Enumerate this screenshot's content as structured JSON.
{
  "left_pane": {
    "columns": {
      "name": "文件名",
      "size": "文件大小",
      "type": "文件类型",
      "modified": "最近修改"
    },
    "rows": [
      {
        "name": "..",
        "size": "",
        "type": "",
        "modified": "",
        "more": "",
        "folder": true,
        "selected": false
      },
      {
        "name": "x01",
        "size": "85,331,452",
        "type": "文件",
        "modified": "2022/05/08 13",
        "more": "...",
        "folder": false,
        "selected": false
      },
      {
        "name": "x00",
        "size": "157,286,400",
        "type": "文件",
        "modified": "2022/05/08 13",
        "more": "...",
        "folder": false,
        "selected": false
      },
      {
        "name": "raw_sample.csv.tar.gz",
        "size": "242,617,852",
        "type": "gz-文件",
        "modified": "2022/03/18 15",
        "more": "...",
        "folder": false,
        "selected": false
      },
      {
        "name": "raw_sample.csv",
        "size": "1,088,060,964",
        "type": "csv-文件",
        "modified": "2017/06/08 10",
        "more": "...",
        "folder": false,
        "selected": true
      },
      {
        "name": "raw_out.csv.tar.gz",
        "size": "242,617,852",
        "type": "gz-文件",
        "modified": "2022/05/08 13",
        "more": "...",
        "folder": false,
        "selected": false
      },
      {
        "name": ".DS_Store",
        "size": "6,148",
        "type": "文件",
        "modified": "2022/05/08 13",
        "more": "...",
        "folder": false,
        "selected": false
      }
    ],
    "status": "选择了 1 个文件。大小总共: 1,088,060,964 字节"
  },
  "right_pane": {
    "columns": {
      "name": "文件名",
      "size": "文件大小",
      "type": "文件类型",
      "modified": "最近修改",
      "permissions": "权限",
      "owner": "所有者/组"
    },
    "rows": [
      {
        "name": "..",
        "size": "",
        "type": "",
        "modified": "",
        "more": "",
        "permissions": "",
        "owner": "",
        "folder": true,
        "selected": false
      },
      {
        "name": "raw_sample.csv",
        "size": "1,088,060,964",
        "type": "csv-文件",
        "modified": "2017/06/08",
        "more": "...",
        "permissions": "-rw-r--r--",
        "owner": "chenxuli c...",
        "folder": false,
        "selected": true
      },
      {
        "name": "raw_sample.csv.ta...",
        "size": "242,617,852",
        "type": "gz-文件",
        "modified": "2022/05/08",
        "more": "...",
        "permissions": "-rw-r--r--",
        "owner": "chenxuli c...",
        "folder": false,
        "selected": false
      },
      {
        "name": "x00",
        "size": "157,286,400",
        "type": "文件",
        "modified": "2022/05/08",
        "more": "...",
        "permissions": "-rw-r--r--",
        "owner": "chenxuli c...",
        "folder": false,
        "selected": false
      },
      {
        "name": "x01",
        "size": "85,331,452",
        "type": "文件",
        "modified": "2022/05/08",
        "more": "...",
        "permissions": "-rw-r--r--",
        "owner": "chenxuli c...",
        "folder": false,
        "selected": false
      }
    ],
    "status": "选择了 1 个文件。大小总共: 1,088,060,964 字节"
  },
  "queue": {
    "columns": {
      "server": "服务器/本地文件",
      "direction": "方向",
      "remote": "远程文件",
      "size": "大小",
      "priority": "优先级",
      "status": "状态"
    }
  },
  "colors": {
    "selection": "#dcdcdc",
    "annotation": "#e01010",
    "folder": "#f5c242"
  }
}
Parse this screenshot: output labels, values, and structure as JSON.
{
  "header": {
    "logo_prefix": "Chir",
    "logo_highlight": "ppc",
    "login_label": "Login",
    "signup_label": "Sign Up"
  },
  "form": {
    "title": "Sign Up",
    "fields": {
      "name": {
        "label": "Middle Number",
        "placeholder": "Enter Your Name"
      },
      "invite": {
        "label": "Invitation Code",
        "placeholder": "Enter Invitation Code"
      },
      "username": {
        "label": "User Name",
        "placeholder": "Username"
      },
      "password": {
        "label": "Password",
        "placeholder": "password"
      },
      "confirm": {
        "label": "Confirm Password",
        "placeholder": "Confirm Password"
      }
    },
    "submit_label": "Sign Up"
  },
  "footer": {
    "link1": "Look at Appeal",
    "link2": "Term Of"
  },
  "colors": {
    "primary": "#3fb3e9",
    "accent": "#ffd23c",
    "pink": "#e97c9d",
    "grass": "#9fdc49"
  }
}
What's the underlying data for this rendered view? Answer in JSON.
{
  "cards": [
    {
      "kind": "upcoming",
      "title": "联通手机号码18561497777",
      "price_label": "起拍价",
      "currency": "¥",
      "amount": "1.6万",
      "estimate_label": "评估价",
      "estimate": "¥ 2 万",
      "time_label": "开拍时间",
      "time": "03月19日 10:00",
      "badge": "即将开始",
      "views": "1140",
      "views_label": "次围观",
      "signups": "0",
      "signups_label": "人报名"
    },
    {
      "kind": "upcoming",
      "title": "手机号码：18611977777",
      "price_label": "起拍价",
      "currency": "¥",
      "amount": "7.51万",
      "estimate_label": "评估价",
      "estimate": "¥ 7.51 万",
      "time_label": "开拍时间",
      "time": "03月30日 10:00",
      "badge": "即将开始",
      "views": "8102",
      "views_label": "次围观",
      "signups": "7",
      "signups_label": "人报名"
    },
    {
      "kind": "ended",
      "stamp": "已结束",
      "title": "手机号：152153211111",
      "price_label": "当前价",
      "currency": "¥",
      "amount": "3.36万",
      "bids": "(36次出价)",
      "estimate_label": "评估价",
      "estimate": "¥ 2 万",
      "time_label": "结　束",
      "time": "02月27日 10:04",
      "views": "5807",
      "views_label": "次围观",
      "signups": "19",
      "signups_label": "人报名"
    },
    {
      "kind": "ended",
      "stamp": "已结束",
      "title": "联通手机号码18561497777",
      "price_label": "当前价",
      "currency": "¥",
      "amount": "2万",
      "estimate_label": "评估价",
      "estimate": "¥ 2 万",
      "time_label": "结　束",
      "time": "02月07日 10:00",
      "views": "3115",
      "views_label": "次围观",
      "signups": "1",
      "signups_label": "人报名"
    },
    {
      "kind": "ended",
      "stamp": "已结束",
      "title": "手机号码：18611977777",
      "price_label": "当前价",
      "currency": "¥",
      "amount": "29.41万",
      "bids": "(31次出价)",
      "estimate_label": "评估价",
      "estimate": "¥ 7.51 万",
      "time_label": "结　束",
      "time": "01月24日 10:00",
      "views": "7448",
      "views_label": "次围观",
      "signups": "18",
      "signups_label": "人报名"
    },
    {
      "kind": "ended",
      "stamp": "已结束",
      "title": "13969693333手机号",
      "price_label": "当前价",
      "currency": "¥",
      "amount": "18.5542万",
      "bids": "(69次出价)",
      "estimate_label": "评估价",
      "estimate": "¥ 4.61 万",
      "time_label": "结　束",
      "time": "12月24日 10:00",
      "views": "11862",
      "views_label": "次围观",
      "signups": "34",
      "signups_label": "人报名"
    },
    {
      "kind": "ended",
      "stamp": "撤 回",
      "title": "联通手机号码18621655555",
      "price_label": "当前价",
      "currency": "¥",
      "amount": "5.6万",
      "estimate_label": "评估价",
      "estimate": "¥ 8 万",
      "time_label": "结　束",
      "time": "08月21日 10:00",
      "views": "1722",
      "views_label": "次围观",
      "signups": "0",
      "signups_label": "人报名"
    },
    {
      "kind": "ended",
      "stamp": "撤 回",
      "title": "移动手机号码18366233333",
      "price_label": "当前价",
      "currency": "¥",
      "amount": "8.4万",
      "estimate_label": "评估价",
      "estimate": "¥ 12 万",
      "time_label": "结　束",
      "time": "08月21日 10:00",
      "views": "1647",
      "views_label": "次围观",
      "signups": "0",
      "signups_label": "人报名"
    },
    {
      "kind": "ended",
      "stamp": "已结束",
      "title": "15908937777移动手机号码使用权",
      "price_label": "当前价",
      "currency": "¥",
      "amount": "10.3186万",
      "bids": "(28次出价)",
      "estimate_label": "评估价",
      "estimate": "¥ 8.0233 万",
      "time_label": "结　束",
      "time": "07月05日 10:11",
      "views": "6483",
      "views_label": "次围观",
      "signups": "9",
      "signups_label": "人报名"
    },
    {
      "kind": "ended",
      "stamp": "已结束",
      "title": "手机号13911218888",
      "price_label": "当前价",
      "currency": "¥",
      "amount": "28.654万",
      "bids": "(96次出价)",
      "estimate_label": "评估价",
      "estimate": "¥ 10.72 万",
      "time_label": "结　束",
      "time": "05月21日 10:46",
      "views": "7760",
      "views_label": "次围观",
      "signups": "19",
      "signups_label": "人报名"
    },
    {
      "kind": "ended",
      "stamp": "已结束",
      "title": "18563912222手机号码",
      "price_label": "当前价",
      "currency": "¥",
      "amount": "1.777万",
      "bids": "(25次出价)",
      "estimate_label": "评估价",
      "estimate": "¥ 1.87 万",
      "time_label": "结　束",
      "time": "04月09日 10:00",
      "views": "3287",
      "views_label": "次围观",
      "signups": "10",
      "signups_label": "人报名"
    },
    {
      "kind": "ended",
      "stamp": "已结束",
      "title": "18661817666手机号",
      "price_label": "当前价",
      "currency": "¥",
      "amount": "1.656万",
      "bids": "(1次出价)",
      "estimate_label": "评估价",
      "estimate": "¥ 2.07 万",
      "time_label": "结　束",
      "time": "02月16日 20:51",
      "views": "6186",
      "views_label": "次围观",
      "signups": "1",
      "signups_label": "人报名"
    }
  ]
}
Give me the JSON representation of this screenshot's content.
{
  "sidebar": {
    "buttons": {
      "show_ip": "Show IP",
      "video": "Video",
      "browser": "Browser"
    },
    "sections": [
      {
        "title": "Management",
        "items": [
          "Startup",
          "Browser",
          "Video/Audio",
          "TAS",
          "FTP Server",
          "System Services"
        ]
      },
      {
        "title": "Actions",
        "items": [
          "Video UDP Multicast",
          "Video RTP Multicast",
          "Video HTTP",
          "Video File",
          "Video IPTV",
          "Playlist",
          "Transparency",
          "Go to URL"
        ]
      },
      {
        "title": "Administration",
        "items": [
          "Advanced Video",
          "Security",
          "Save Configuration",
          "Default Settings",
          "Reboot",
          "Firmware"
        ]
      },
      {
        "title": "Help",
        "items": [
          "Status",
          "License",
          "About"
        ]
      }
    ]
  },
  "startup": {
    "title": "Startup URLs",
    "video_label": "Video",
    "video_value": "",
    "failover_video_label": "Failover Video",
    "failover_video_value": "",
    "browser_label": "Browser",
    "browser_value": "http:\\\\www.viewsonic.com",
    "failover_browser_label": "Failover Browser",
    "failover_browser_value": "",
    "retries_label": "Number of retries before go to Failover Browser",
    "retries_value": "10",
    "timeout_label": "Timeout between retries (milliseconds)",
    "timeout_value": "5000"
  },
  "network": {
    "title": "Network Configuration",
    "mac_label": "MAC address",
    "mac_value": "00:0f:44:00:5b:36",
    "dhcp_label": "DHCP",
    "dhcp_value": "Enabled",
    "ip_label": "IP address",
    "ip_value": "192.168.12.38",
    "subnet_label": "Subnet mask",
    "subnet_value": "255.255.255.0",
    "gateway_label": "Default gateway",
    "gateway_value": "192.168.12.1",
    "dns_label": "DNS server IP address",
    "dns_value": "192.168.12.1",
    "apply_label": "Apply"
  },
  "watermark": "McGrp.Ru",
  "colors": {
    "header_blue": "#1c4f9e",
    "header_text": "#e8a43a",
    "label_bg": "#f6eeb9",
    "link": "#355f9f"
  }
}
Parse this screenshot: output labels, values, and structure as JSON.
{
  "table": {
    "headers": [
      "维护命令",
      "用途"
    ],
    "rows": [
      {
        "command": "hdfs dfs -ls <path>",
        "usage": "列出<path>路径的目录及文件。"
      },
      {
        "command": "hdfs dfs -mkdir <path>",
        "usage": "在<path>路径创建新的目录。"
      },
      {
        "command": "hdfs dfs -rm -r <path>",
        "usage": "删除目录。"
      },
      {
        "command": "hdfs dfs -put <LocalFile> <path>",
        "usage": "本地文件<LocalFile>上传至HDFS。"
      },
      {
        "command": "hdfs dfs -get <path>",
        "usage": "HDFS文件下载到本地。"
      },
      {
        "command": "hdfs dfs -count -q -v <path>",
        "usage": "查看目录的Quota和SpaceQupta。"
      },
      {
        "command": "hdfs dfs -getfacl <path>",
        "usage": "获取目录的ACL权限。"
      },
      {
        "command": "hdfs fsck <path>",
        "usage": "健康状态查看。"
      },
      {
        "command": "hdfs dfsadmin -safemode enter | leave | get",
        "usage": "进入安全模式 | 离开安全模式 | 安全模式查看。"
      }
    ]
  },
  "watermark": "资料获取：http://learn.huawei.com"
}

---

Return all lines of the material above in which the word "Invitation" occurs.

        "label": "Invitation Code",
        "placeholder": "Enter Invitation Code"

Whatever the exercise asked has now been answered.